(Data records)

-*-

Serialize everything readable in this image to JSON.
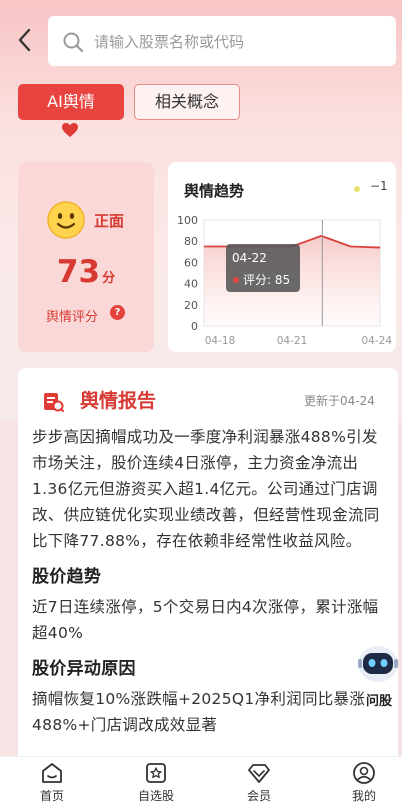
{
  "header": {
    "back_icon": "chevron-left-icon",
    "search_icon": "search-icon",
    "search_placeholder": "请输入股票名称或代码"
  },
  "tabs": [
    {
      "label": "AI舆情",
      "active": true
    },
    {
      "label": "相关概念",
      "active": false
    }
  ],
  "score_card": {
    "sentiment": "正面",
    "score": "73",
    "unit": "分",
    "label": "舆情评分",
    "help": "?"
  },
  "trend_card": {
    "title": "舆情趋势",
    "legend": "−1"
  },
  "chart_data": {
    "type": "line",
    "title": "舆情趋势",
    "x_ticks": [
      "04-18",
      "04-21",
      "04-24"
    ],
    "y_ticks": [
      0,
      20,
      40,
      60,
      80,
      100
    ],
    "ylim": [
      0,
      100
    ],
    "x": [
      "04-18",
      "04-19",
      "04-20",
      "04-21",
      "04-22",
      "04-23",
      "04-24"
    ],
    "values": [
      75,
      75,
      75,
      75,
      85,
      75,
      74
    ],
    "tooltip": {
      "date": "04-22",
      "text": "评分: 85"
    },
    "line_color": "#d9433d"
  },
  "report": {
    "title": "舆情报告",
    "updated": "更新于04-24",
    "summary": "步步高因摘帽成功及一季度净利润暴涨488%引发市场关注，股价连续4日涨停，主力资金净流出1.36亿元但游资买入超1.4亿元。公司通过门店调改、供应链优化实现业绩改善，但经营性现金流同比下降77.88%，存在依赖非经常性收益风险。",
    "section1_title": "股价趋势",
    "section1_text": "近7日连续涨停，5个交易日内4次涨停，累计涨幅超40%",
    "section2_title": "股价异动原因",
    "section2_text": "摘帽恢复10%涨跌幅+2025Q1净利润同比暴涨488%+门店调改成效显著"
  },
  "assistant": {
    "label": "问股"
  },
  "nav": [
    {
      "label": "首页",
      "icon": "home-icon"
    },
    {
      "label": "自选股",
      "icon": "star-icon"
    },
    {
      "label": "会员",
      "icon": "diamond-icon"
    },
    {
      "label": "我的",
      "icon": "user-icon"
    }
  ]
}
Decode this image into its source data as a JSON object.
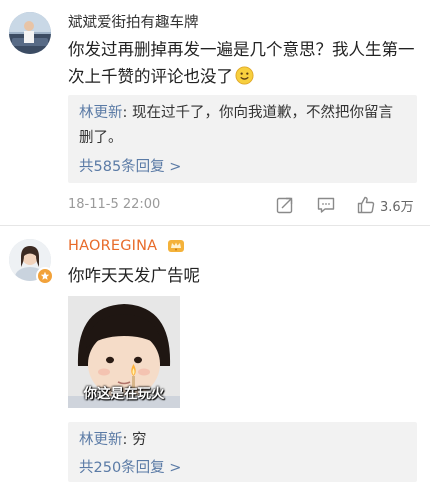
{
  "comments": [
    {
      "username": "斌斌爱街拍有趣车牌",
      "text": "你发过再删掉再发一遍是几个意思？我人生第一次上千赞的评论也没了",
      "reply": {
        "name": "林更新",
        "sep": ": ",
        "text": "现在过千了，你向我道歉，不然把你留言删了。"
      },
      "more_replies": "共585条回复 >",
      "timestamp": "18-11-5 22:00",
      "like_count": "3.6万",
      "icons": [
        "share-icon",
        "comment-icon",
        "like-icon"
      ]
    },
    {
      "username": "HAOREGINA",
      "text": "你咋天天发广告呢",
      "sticker_caption": "你这是在玩火",
      "reply": {
        "name": "林更新",
        "sep": ": ",
        "text": "穷"
      },
      "more_replies": "共250条回复 >"
    }
  ],
  "colors": {
    "link": "#5b7ba6",
    "username_highlight": "#e86b2a",
    "reply_bg": "#f2f2f2"
  }
}
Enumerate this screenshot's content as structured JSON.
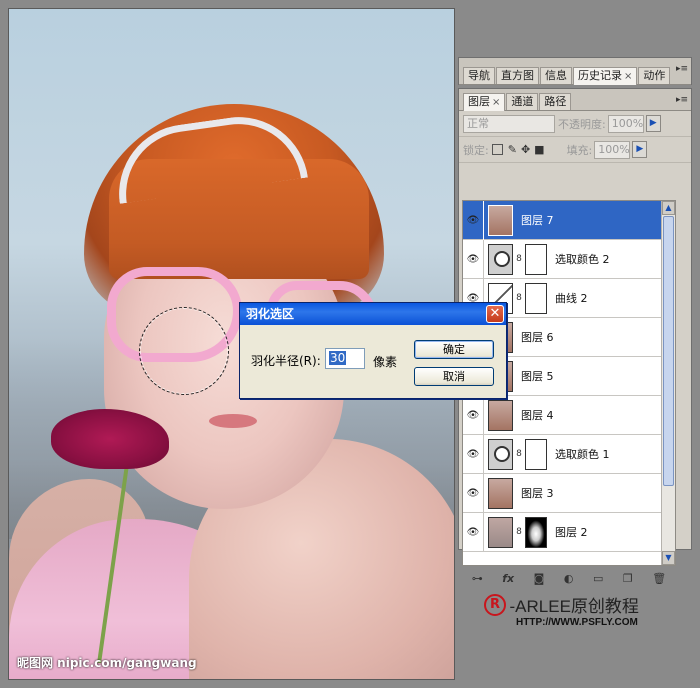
{
  "canvas": {
    "watermark": "昵图网 nipic.com/gangwang"
  },
  "top_panel": {
    "tabs": [
      "导航",
      "直方图",
      "信息",
      "历史记录",
      "动作"
    ],
    "active_tab": "历史记录",
    "close_glyph": "×",
    "menu_glyph": "▸≡"
  },
  "layers_panel": {
    "tabs": [
      "图层",
      "通道",
      "路径"
    ],
    "active_tab": "图层",
    "close_glyph": "×",
    "blend_mode": "正常",
    "opacity_label": "不透明度:",
    "opacity_value": "100%",
    "lock_label": "锁定:",
    "fill_label": "填充:",
    "fill_value": "100%",
    "layers": [
      {
        "name": "图层 7",
        "kind": "pixel",
        "selected": true
      },
      {
        "name": "选取颜色 2",
        "kind": "adjustment"
      },
      {
        "name": "曲线 2",
        "kind": "curves"
      },
      {
        "name": "图层 6",
        "kind": "pixel"
      },
      {
        "name": "图层 5",
        "kind": "pixel"
      },
      {
        "name": "图层 4",
        "kind": "pixel"
      },
      {
        "name": "选取颜色 1",
        "kind": "adjustment"
      },
      {
        "name": "图层 3",
        "kind": "pixel"
      },
      {
        "name": "图层 2",
        "kind": "masked"
      }
    ],
    "footer_icons": [
      "link-icon",
      "fx-icon",
      "mask-icon",
      "adjustment-icon",
      "folder-icon",
      "new-layer-icon",
      "trash-icon"
    ]
  },
  "dialog": {
    "title": "羽化选区",
    "field_label": "羽化半径(R):",
    "field_value": "30",
    "unit": "像素",
    "ok_label": "确定",
    "cancel_label": "取消",
    "close_glyph": "✕"
  },
  "logo": {
    "mark": "R",
    "text": "-ARLEE原创教程",
    "url": "HTTP://WWW.PSFLY.COM"
  },
  "colors": {
    "selection_blue": "#2f66c4",
    "xp_title_blue": "#0a57e0",
    "logo_red": "#c8161d"
  }
}
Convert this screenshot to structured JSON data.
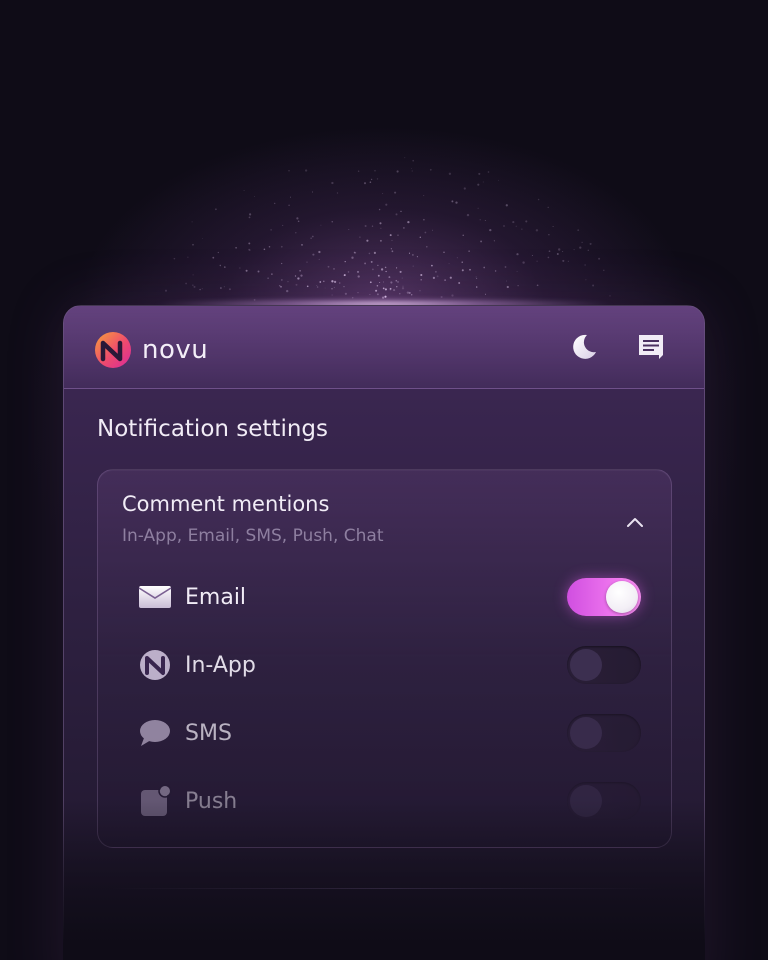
{
  "app": {
    "brand_name": "novu"
  },
  "header": {
    "theme_toggle_icon": "moon-icon",
    "inbox_icon": "message-icon"
  },
  "settings": {
    "title": "Notification settings"
  },
  "workflow": {
    "title": "Comment mentions",
    "subtitle": "In-App, Email, SMS, Push, Chat",
    "expanded": true,
    "collapse_icon": "chevron-up-icon"
  },
  "channels": [
    {
      "label": "Email",
      "icon": "envelope-icon",
      "enabled": true
    },
    {
      "label": "In-App",
      "icon": "novu-logo-icon",
      "enabled": false
    },
    {
      "label": "SMS",
      "icon": "chat-bubble-icon",
      "enabled": false
    },
    {
      "label": "Push",
      "icon": "push-notification-icon",
      "enabled": false
    }
  ],
  "colors": {
    "accent": "#f27af0",
    "background": "#0f0c17",
    "card": "#2f2142",
    "text_primary": "#f1ecf6",
    "text_secondary": "#8e7fa0",
    "logo_pink": "#e8308a",
    "logo_orange": "#f7a23a"
  }
}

-*-

EXERCISE:
Quote the records above in full, dropping each picture.

RIGHT ANSWER:
Serialize everything readable in this image to JSON.
{
  "header": {
    "back_icon": "chevron-left-icon",
    "search_icon": "search-icon",
    "search_placeholder": "请输入股票名称或代码"
  },
  "tabs": [
    {
      "label": "AI舆情",
      "active": true
    },
    {
      "label": "相关概念",
      "active": false
    }
  ],
  "score_card": {
    "sentiment": "正面",
    "score": "73",
    "unit": "分",
    "label": "舆情评分",
    "help": "?"
  },
  "trend_card": {
    "title": "舆情趋势",
    "legend": "−1"
  },
  "chart_data": {
    "type": "line",
    "title": "舆情趋势",
    "x_ticks": [
      "04-18",
      "04-21",
      "04-24"
    ],
    "y_ticks": [
      0,
      20,
      40,
      60,
      80,
      100
    ],
    "ylim": [
      0,
      100
    ],
    "x": [
      "04-18",
      "04-19",
      "04-20",
      "04-21",
      "04-22",
      "04-23",
      "04-24"
    ],
    "values": [
      75,
      75,
      75,
      75,
      85,
      75,
      74
    ],
    "tooltip": {
      "date": "04-22",
      "text": "评分: 85"
    },
    "line_color": "#d9433d"
  },
  "report": {
    "title": "舆情报告",
    "updated": "更新于04-24",
    "summary": "步步高因摘帽成功及一季度净利润暴涨488%引发市场关注，股价连续4日涨停，主力资金净流出1.36亿元但游资买入超1.4亿元。公司通过门店调改、供应链优化实现业绩改善，但经营性现金流同比下降77.88%，存在依赖非经常性收益风险。",
    "section1_title": "股价趋势",
    "section1_text": "近7日连续涨停，5个交易日内4次涨停，累计涨幅超40%",
    "section2_title": "股价异动原因",
    "section2_text": "摘帽恢复10%涨跌幅+2025Q1净利润同比暴涨488%+门店调改成效显著"
  },
  "assistant": {
    "label": "问股"
  },
  "nav": [
    {
      "label": "首页",
      "icon": "home-icon"
    },
    {
      "label": "自选股",
      "icon": "star-icon"
    },
    {
      "label": "会员",
      "icon": "diamond-icon"
    },
    {
      "label": "我的",
      "icon": "user-icon"
    }
  ]
}
Decode this image into its source data as a JSON object.
{
  "comments": [
    {
      "username": "斌斌爱街拍有趣车牌",
      "text": "你发过再删掉再发一遍是几个意思？我人生第一次上千赞的评论也没了",
      "reply": {
        "name": "林更新",
        "sep": ": ",
        "text": "现在过千了，你向我道歉，不然把你留言删了。"
      },
      "more_replies": "共585条回复 >",
      "timestamp": "18-11-5 22:00",
      "like_count": "3.6万",
      "icons": [
        "share-icon",
        "comment-icon",
        "like-icon"
      ]
    },
    {
      "username": "HAOREGINA",
      "text": "你咋天天发广告呢",
      "sticker_caption": "你这是在玩火",
      "reply": {
        "name": "林更新",
        "sep": ": ",
        "text": "穷"
      },
      "more_replies": "共250条回复 >"
    }
  ],
  "colors": {
    "link": "#5b7ba6",
    "username_highlight": "#e86b2a",
    "reply_bg": "#f2f2f2"
  }
}
Enumerate this screenshot's content as structured JSON.
{
  "canvas": {
    "watermark": "昵图网 nipic.com/gangwang"
  },
  "top_panel": {
    "tabs": [
      "导航",
      "直方图",
      "信息",
      "历史记录",
      "动作"
    ],
    "active_tab": "历史记录",
    "close_glyph": "×",
    "menu_glyph": "▸≡"
  },
  "layers_panel": {
    "tabs": [
      "图层",
      "通道",
      "路径"
    ],
    "active_tab": "图层",
    "close_glyph": "×",
    "blend_mode": "正常",
    "opacity_label": "不透明度:",
    "opacity_value": "100%",
    "lock_label": "锁定:",
    "fill_label": "填充:",
    "fill_value": "100%",
    "layers": [
      {
        "name": "图层 7",
        "kind": "pixel",
        "selected": true
      },
      {
        "name": "选取颜色 2",
        "kind": "adjustment"
      },
      {
        "name": "曲线 2",
        "kind": "curves"
      },
      {
        "name": "图层 6",
        "kind": "pixel"
      },
      {
        "name": "图层 5",
        "kind": "pixel"
      },
      {
        "name": "图层 4",
        "kind": "pixel"
      },
      {
        "name": "选取颜色 1",
        "kind": "adjustment"
      },
      {
        "name": "图层 3",
        "kind": "pixel"
      },
      {
        "name": "图层 2",
        "kind": "masked"
      }
    ],
    "footer_icons": [
      "link-icon",
      "fx-icon",
      "mask-icon",
      "adjustment-icon",
      "folder-icon",
      "new-layer-icon",
      "trash-icon"
    ]
  },
  "dialog": {
    "title": "羽化选区",
    "field_label": "羽化半径(R):",
    "field_value": "30",
    "unit": "像素",
    "ok_label": "确定",
    "cancel_label": "取消",
    "close_glyph": "✕"
  },
  "logo": {
    "mark": "R",
    "text": "-ARLEE原创教程",
    "url": "HTTP://WWW.PSFLY.COM"
  },
  "colors": {
    "selection_blue": "#2f66c4",
    "xp_title_blue": "#0a57e0",
    "logo_red": "#c8161d"
  }
}
Convert this screenshot to structured JSON data.
{
  "app": {
    "brand_name": "novu"
  },
  "header": {
    "theme_toggle_icon": "moon-icon",
    "inbox_icon": "message-icon"
  },
  "settings": {
    "title": "Notification settings"
  },
  "workflow": {
    "title": "Comment mentions",
    "subtitle": "In-App, Email, SMS, Push, Chat",
    "expanded": true,
    "collapse_icon": "chevron-up-icon"
  },
  "channels": [
    {
      "label": "Email",
      "icon": "envelope-icon",
      "enabled": true
    },
    {
      "label": "In-App",
      "icon": "novu-logo-icon",
      "enabled": false
    },
    {
      "label": "SMS",
      "icon": "chat-bubble-icon",
      "enabled": false
    },
    {
      "label": "Push",
      "icon": "push-notification-icon",
      "enabled": false
    }
  ],
  "colors": {
    "accent": "#f27af0",
    "background": "#0f0c17",
    "card": "#2f2142",
    "text_primary": "#f1ecf6",
    "text_secondary": "#8e7fa0",
    "logo_pink": "#e8308a",
    "logo_orange": "#f7a23a"
  }
}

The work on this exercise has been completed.